> Required work:
Every record below should be written out exactly; pictures stay out.

> Supplied records:
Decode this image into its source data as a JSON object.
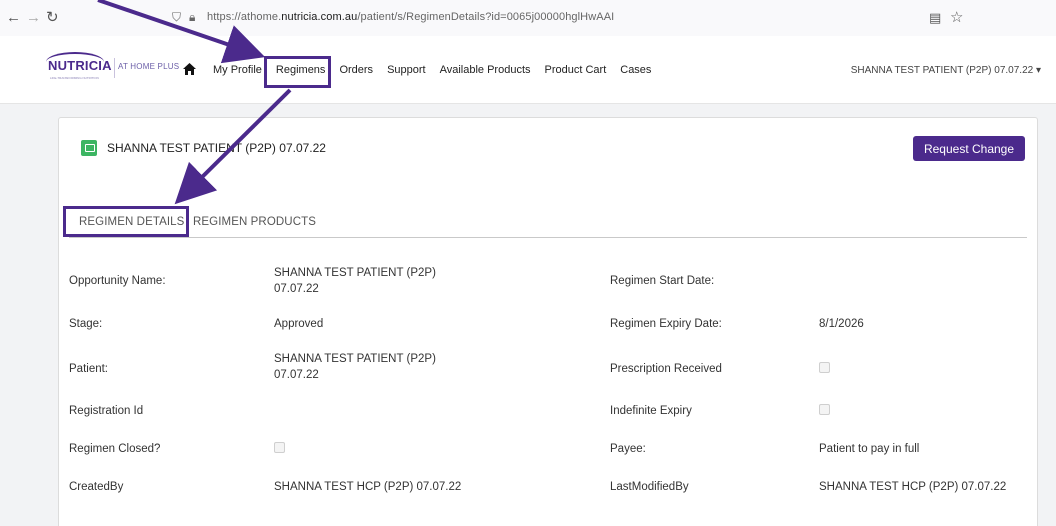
{
  "browser": {
    "url_prefix": "https://athome.",
    "url_domain": "nutricia.com.au",
    "url_path": "/patient/s/RegimenDetails?id=0065j00000hglHwAAI"
  },
  "site": {
    "logo_text": "NUTRICIA",
    "logo_sub": "AT HOME PLUS",
    "logo_tag": "LIFE-TRANSFORMING NUTRITION",
    "nav": {
      "my_profile": "My Profile",
      "regimens": "Regimens",
      "orders": "Orders",
      "support": "Support",
      "available_products": "Available Products",
      "product_cart": "Product Cart",
      "cases": "Cases"
    },
    "user_menu": "SHANNA TEST PATIENT (P2P) 07.07.22 ▾"
  },
  "record": {
    "title": "SHANNA TEST PATIENT (P2P) 07.07.22",
    "request_change": "Request Change"
  },
  "tabs": {
    "details": "REGIMEN DETAILS",
    "products": "REGIMEN PRODUCTS"
  },
  "details": {
    "opportunity_name_label": "Opportunity Name:",
    "opportunity_name_value": "SHANNA TEST PATIENT (P2P) 07.07.22",
    "regimen_start_label": "Regimen Start Date:",
    "regimen_start_value": "",
    "stage_label": "Stage:",
    "stage_value": "Approved",
    "regimen_expiry_label": "Regimen Expiry Date:",
    "regimen_expiry_value": "8/1/2026",
    "patient_label": "Patient:",
    "patient_value": "SHANNA TEST PATIENT (P2P) 07.07.22",
    "prescription_label": "Prescription Received",
    "registration_label": "Registration Id",
    "registration_value": "",
    "indefinite_label": "Indefinite Expiry",
    "regimen_closed_label": "Regimen Closed?",
    "payee_label": "Payee:",
    "payee_value": "Patient to pay in full",
    "created_by_label": "CreatedBy",
    "created_by_value": "SHANNA TEST HCP (P2P) 07.07.22",
    "last_modified_label": "LastModifiedBy",
    "last_modified_value": "SHANNA TEST HCP (P2P) 07.07.22"
  },
  "colors": {
    "brand_purple": "#4b2a8c",
    "record_icon_green": "#3cb562"
  }
}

> Reply to the exercise:
Decode this image into its source data as a JSON object.
{
  "browser": {
    "url_prefix": "https://athome.",
    "url_domain": "nutricia.com.au",
    "url_path": "/patient/s/RegimenDetails?id=0065j00000hglHwAAI"
  },
  "site": {
    "logo_text": "NUTRICIA",
    "logo_sub": "AT HOME PLUS",
    "logo_tag": "LIFE-TRANSFORMING NUTRITION",
    "nav": {
      "my_profile": "My Profile",
      "regimens": "Regimens",
      "orders": "Orders",
      "support": "Support",
      "available_products": "Available Products",
      "product_cart": "Product Cart",
      "cases": "Cases"
    },
    "user_menu": "SHANNA TEST PATIENT (P2P) 07.07.22 ▾"
  },
  "record": {
    "title": "SHANNA TEST PATIENT (P2P) 07.07.22",
    "request_change": "Request Change"
  },
  "tabs": {
    "details": "REGIMEN DETAILS",
    "products": "REGIMEN PRODUCTS"
  },
  "details": {
    "opportunity_name_label": "Opportunity Name:",
    "opportunity_name_value": "SHANNA TEST PATIENT (P2P) 07.07.22",
    "regimen_start_label": "Regimen Start Date:",
    "regimen_start_value": "",
    "stage_label": "Stage:",
    "stage_value": "Approved",
    "regimen_expiry_label": "Regimen Expiry Date:",
    "regimen_expiry_value": "8/1/2026",
    "patient_label": "Patient:",
    "patient_value": "SHANNA TEST PATIENT (P2P) 07.07.22",
    "prescription_label": "Prescription Received",
    "registration_label": "Registration Id",
    "registration_value": "",
    "indefinite_label": "Indefinite Expiry",
    "regimen_closed_label": "Regimen Closed?",
    "payee_label": "Payee:",
    "payee_value": "Patient to pay in full",
    "created_by_label": "CreatedBy",
    "created_by_value": "SHANNA TEST HCP (P2P) 07.07.22",
    "last_modified_label": "LastModifiedBy",
    "last_modified_value": "SHANNA TEST HCP (P2P) 07.07.22"
  },
  "colors": {
    "brand_purple": "#4b2a8c",
    "record_icon_green": "#3cb562"
  }
}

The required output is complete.